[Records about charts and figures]
####################

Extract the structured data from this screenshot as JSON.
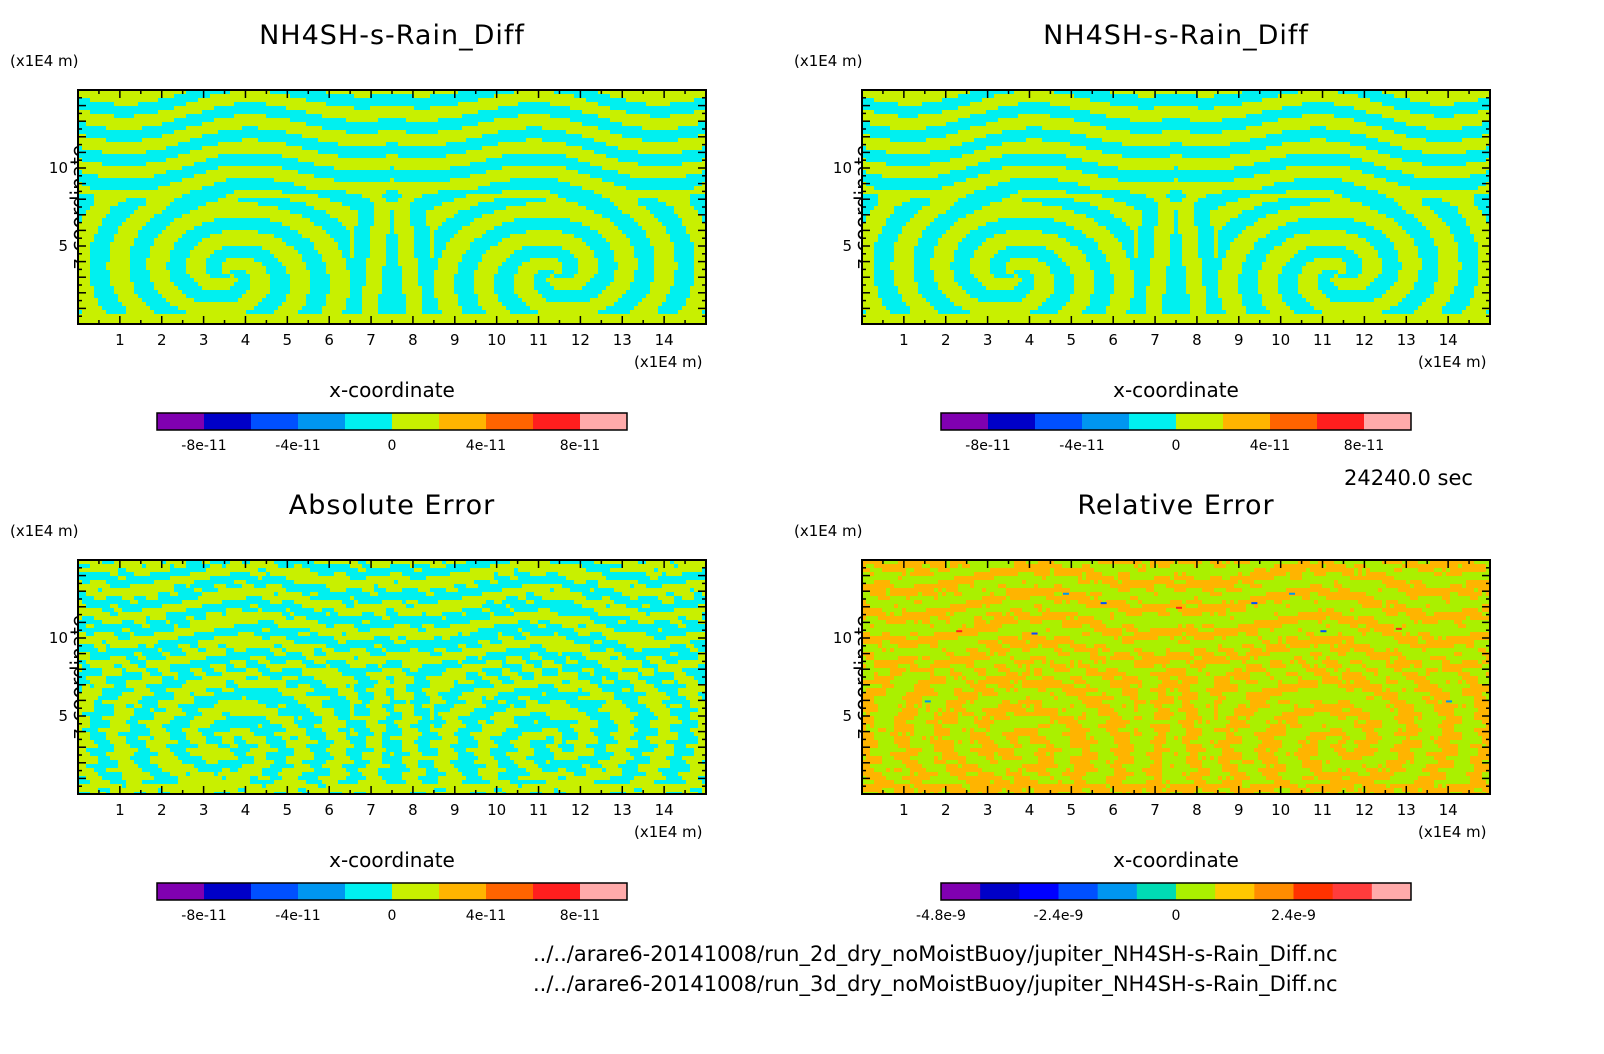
{
  "time_label": "24240.0 sec",
  "footer_lines": [
    "../../arare6-20141008/run_2d_dry_noMoistBuoy/jupiter_NH4SH-s-Rain_Diff.nc",
    "../../arare6-20141008/run_3d_dry_noMoistBuoy/jupiter_NH4SH-s-Rain_Diff.nc"
  ],
  "colors": {
    "cyan": "#00f0f0",
    "yellow_green": "#c8f000",
    "orange_bg": "#ffb400",
    "lime": "#aaf000"
  },
  "chart_data": [
    {
      "type": "heatmap",
      "title": "NH4SH-s-Rain_Diff",
      "xlabel": "x-coordinate",
      "ylabel": "z-coordinate",
      "x_unit": "(x1E4 m)",
      "y_unit": "(x1E4 m)",
      "xlim": [
        0,
        15
      ],
      "ylim": [
        0,
        15
      ],
      "xticks": [
        "1",
        "2",
        "3",
        "4",
        "5",
        "6",
        "7",
        "8",
        "9",
        "10",
        "11",
        "12",
        "13",
        "14"
      ],
      "yticks": [
        "5",
        "10"
      ],
      "pattern": "symmetric-vortex",
      "colorbar": {
        "colors": [
          "#8000b0",
          "#0000c8",
          "#0050ff",
          "#0096f0",
          "#00f0f0",
          "#c8f000",
          "#ffb400",
          "#ff6400",
          "#ff1e1e",
          "#ffaaaa"
        ],
        "labels": [
          "-8e-11",
          "-4e-11",
          "0",
          "4e-11",
          "8e-11"
        ]
      }
    },
    {
      "type": "heatmap",
      "title": "NH4SH-s-Rain_Diff",
      "xlabel": "x-coordinate",
      "ylabel": "z-coordinate",
      "x_unit": "(x1E4 m)",
      "y_unit": "(x1E4 m)",
      "xlim": [
        0,
        15
      ],
      "ylim": [
        0,
        15
      ],
      "xticks": [
        "1",
        "2",
        "3",
        "4",
        "5",
        "6",
        "7",
        "8",
        "9",
        "10",
        "11",
        "12",
        "13",
        "14"
      ],
      "yticks": [
        "5",
        "10"
      ],
      "pattern": "symmetric-vortex",
      "colorbar": {
        "colors": [
          "#8000b0",
          "#0000c8",
          "#0050ff",
          "#0096f0",
          "#00f0f0",
          "#c8f000",
          "#ffb400",
          "#ff6400",
          "#ff1e1e",
          "#ffaaaa"
        ],
        "labels": [
          "-8e-11",
          "-4e-11",
          "0",
          "4e-11",
          "8e-11"
        ]
      }
    },
    {
      "type": "heatmap",
      "title": "Absolute Error",
      "xlabel": "x-coordinate",
      "ylabel": "z-coordinate",
      "x_unit": "(x1E4 m)",
      "y_unit": "(x1E4 m)",
      "xlim": [
        0,
        15
      ],
      "ylim": [
        0,
        15
      ],
      "xticks": [
        "1",
        "2",
        "3",
        "4",
        "5",
        "6",
        "7",
        "8",
        "9",
        "10",
        "11",
        "12",
        "13",
        "14"
      ],
      "yticks": [
        "5",
        "10"
      ],
      "pattern": "symmetric-noisy",
      "colorbar": {
        "colors": [
          "#8000b0",
          "#0000c8",
          "#0050ff",
          "#0096f0",
          "#00f0f0",
          "#c8f000",
          "#ffb400",
          "#ff6400",
          "#ff1e1e",
          "#ffaaaa"
        ],
        "labels": [
          "-8e-11",
          "-4e-11",
          "0",
          "4e-11",
          "8e-11"
        ]
      }
    },
    {
      "type": "heatmap",
      "title": "Relative Error",
      "xlabel": "x-coordinate",
      "ylabel": "z-coordinate",
      "x_unit": "(x1E4 m)",
      "y_unit": "(x1E4 m)",
      "xlim": [
        0,
        15
      ],
      "ylim": [
        0,
        15
      ],
      "xticks": [
        "1",
        "2",
        "3",
        "4",
        "5",
        "6",
        "7",
        "8",
        "9",
        "10",
        "11",
        "12",
        "13",
        "14"
      ],
      "yticks": [
        "5",
        "10"
      ],
      "pattern": "relative",
      "colorbar": {
        "colors": [
          "#8000b0",
          "#0000c8",
          "#0000ff",
          "#0050ff",
          "#0096f0",
          "#00dcb4",
          "#aaf000",
          "#ffc800",
          "#ff8c00",
          "#ff3200",
          "#ff3c3c",
          "#ffaaaa"
        ],
        "labels": [
          "-4.8e-9",
          "-2.4e-9",
          "0",
          "2.4e-9"
        ]
      }
    }
  ]
}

####################

▶ _Work required_
Write the listing above out again exactly, dropping each image.

▶ _Task response_
Extract the structured data from this screenshot as JSON.
{
  "time_label": "24240.0 sec",
  "footer_lines": [
    "../../arare6-20141008/run_2d_dry_noMoistBuoy/jupiter_NH4SH-s-Rain_Diff.nc",
    "../../arare6-20141008/run_3d_dry_noMoistBuoy/jupiter_NH4SH-s-Rain_Diff.nc"
  ],
  "colors": {
    "cyan": "#00f0f0",
    "yellow_green": "#c8f000",
    "orange_bg": "#ffb400",
    "lime": "#aaf000"
  },
  "chart_data": [
    {
      "type": "heatmap",
      "title": "NH4SH-s-Rain_Diff",
      "xlabel": "x-coordinate",
      "ylabel": "z-coordinate",
      "x_unit": "(x1E4 m)",
      "y_unit": "(x1E4 m)",
      "xlim": [
        0,
        15
      ],
      "ylim": [
        0,
        15
      ],
      "xticks": [
        "1",
        "2",
        "3",
        "4",
        "5",
        "6",
        "7",
        "8",
        "9",
        "10",
        "11",
        "12",
        "13",
        "14"
      ],
      "yticks": [
        "5",
        "10"
      ],
      "pattern": "symmetric-vortex",
      "colorbar": {
        "colors": [
          "#8000b0",
          "#0000c8",
          "#0050ff",
          "#0096f0",
          "#00f0f0",
          "#c8f000",
          "#ffb400",
          "#ff6400",
          "#ff1e1e",
          "#ffaaaa"
        ],
        "labels": [
          "-8e-11",
          "-4e-11",
          "0",
          "4e-11",
          "8e-11"
        ]
      }
    },
    {
      "type": "heatmap",
      "title": "NH4SH-s-Rain_Diff",
      "xlabel": "x-coordinate",
      "ylabel": "z-coordinate",
      "x_unit": "(x1E4 m)",
      "y_unit": "(x1E4 m)",
      "xlim": [
        0,
        15
      ],
      "ylim": [
        0,
        15
      ],
      "xticks": [
        "1",
        "2",
        "3",
        "4",
        "5",
        "6",
        "7",
        "8",
        "9",
        "10",
        "11",
        "12",
        "13",
        "14"
      ],
      "yticks": [
        "5",
        "10"
      ],
      "pattern": "symmetric-vortex",
      "colorbar": {
        "colors": [
          "#8000b0",
          "#0000c8",
          "#0050ff",
          "#0096f0",
          "#00f0f0",
          "#c8f000",
          "#ffb400",
          "#ff6400",
          "#ff1e1e",
          "#ffaaaa"
        ],
        "labels": [
          "-8e-11",
          "-4e-11",
          "0",
          "4e-11",
          "8e-11"
        ]
      }
    },
    {
      "type": "heatmap",
      "title": "Absolute Error",
      "xlabel": "x-coordinate",
      "ylabel": "z-coordinate",
      "x_unit": "(x1E4 m)",
      "y_unit": "(x1E4 m)",
      "xlim": [
        0,
        15
      ],
      "ylim": [
        0,
        15
      ],
      "xticks": [
        "1",
        "2",
        "3",
        "4",
        "5",
        "6",
        "7",
        "8",
        "9",
        "10",
        "11",
        "12",
        "13",
        "14"
      ],
      "yticks": [
        "5",
        "10"
      ],
      "pattern": "symmetric-noisy",
      "colorbar": {
        "colors": [
          "#8000b0",
          "#0000c8",
          "#0050ff",
          "#0096f0",
          "#00f0f0",
          "#c8f000",
          "#ffb400",
          "#ff6400",
          "#ff1e1e",
          "#ffaaaa"
        ],
        "labels": [
          "-8e-11",
          "-4e-11",
          "0",
          "4e-11",
          "8e-11"
        ]
      }
    },
    {
      "type": "heatmap",
      "title": "Relative Error",
      "xlabel": "x-coordinate",
      "ylabel": "z-coordinate",
      "x_unit": "(x1E4 m)",
      "y_unit": "(x1E4 m)",
      "xlim": [
        0,
        15
      ],
      "ylim": [
        0,
        15
      ],
      "xticks": [
        "1",
        "2",
        "3",
        "4",
        "5",
        "6",
        "7",
        "8",
        "9",
        "10",
        "11",
        "12",
        "13",
        "14"
      ],
      "yticks": [
        "5",
        "10"
      ],
      "pattern": "relative",
      "colorbar": {
        "colors": [
          "#8000b0",
          "#0000c8",
          "#0000ff",
          "#0050ff",
          "#0096f0",
          "#00dcb4",
          "#aaf000",
          "#ffc800",
          "#ff8c00",
          "#ff3200",
          "#ff3c3c",
          "#ffaaaa"
        ],
        "labels": [
          "-4.8e-9",
          "-2.4e-9",
          "0",
          "2.4e-9"
        ]
      }
    }
  ]
}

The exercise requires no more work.